▶ _WHAT TO WORK ON_
Print the entries that appear below, exactly as written and without their pictures.

▶ _INFORMATION SUPPLIED_
## Start
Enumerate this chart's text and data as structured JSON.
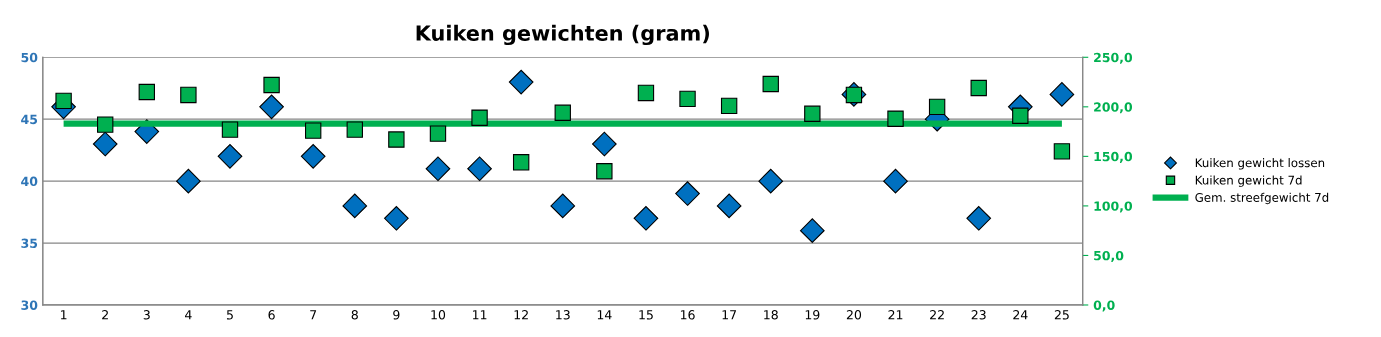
{
  "chart_data": {
    "type": "scatter",
    "title": "Kuiken gewichten (gram)",
    "categories": [
      "1",
      "2",
      "3",
      "4",
      "5",
      "6",
      "7",
      "8",
      "9",
      "10",
      "11",
      "12",
      "13",
      "14",
      "15",
      "16",
      "17",
      "18",
      "19",
      "20",
      "21",
      "22",
      "23",
      "24",
      "25"
    ],
    "series": [
      {
        "name": "Kuiken gewicht lossen",
        "marker": "diamond",
        "color": "#0070c0",
        "values": [
          46,
          43,
          44,
          40,
          42,
          46,
          42,
          38,
          37,
          41,
          41,
          48,
          38,
          43,
          37,
          39,
          38,
          40,
          36,
          47,
          40,
          45,
          37,
          46,
          47
        ]
      },
      {
        "name": "Kuiken gewicht 7d",
        "marker": "square",
        "axis": "y2",
        "color": "#00b050",
        "values": [
          206,
          182,
          215,
          212,
          177,
          222,
          176,
          177,
          167,
          173,
          189,
          144,
          194,
          135,
          214,
          208,
          201,
          223,
          193,
          212,
          188,
          200,
          219,
          191,
          155
        ]
      },
      {
        "name": "Gem. streefgewicht 7d",
        "type": "line",
        "marker": "none",
        "axis": "y2",
        "color": "#00b050",
        "values": [
          183,
          183,
          183,
          183,
          183,
          183,
          183,
          183,
          183,
          183,
          183,
          183,
          183,
          183,
          183,
          183,
          183,
          183,
          183,
          183,
          183,
          183,
          183,
          183,
          183
        ]
      }
    ],
    "ylim": [
      30,
      50
    ],
    "yticks": [
      30,
      35,
      40,
      45,
      50
    ],
    "y2lim": [
      0,
      250
    ],
    "y2ticks": [
      {
        "value": 0,
        "label": "0,0"
      },
      {
        "value": 50,
        "label": "50,0"
      },
      {
        "value": 100,
        "label": "100,0"
      },
      {
        "value": 150,
        "label": "150,0"
      },
      {
        "value": 200,
        "label": "200,0"
      },
      {
        "value": 250,
        "label": "250,0"
      }
    ],
    "grid": "y",
    "legend": "right"
  }
}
## End
▶ _REPLY_
Enumerate this chart's text and data as structured JSON.
{
  "chart_data": {
    "type": "scatter",
    "title": "Kuiken gewichten (gram)",
    "categories": [
      "1",
      "2",
      "3",
      "4",
      "5",
      "6",
      "7",
      "8",
      "9",
      "10",
      "11",
      "12",
      "13",
      "14",
      "15",
      "16",
      "17",
      "18",
      "19",
      "20",
      "21",
      "22",
      "23",
      "24",
      "25"
    ],
    "series": [
      {
        "name": "Kuiken gewicht lossen",
        "marker": "diamond",
        "color": "#0070c0",
        "values": [
          46,
          43,
          44,
          40,
          42,
          46,
          42,
          38,
          37,
          41,
          41,
          48,
          38,
          43,
          37,
          39,
          38,
          40,
          36,
          47,
          40,
          45,
          37,
          46,
          47
        ]
      },
      {
        "name": "Kuiken gewicht 7d",
        "marker": "square",
        "axis": "y2",
        "color": "#00b050",
        "values": [
          206,
          182,
          215,
          212,
          177,
          222,
          176,
          177,
          167,
          173,
          189,
          144,
          194,
          135,
          214,
          208,
          201,
          223,
          193,
          212,
          188,
          200,
          219,
          191,
          155
        ]
      },
      {
        "name": "Gem. streefgewicht 7d",
        "type": "line",
        "marker": "none",
        "axis": "y2",
        "color": "#00b050",
        "values": [
          183,
          183,
          183,
          183,
          183,
          183,
          183,
          183,
          183,
          183,
          183,
          183,
          183,
          183,
          183,
          183,
          183,
          183,
          183,
          183,
          183,
          183,
          183,
          183,
          183
        ]
      }
    ],
    "ylim": [
      30,
      50
    ],
    "yticks": [
      30,
      35,
      40,
      45,
      50
    ],
    "y2lim": [
      0,
      250
    ],
    "y2ticks": [
      {
        "value": 0,
        "label": "0,0"
      },
      {
        "value": 50,
        "label": "50,0"
      },
      {
        "value": 100,
        "label": "100,0"
      },
      {
        "value": 150,
        "label": "150,0"
      },
      {
        "value": 200,
        "label": "200,0"
      },
      {
        "value": 250,
        "label": "250,0"
      }
    ],
    "grid": "y",
    "legend": "right"
  }
}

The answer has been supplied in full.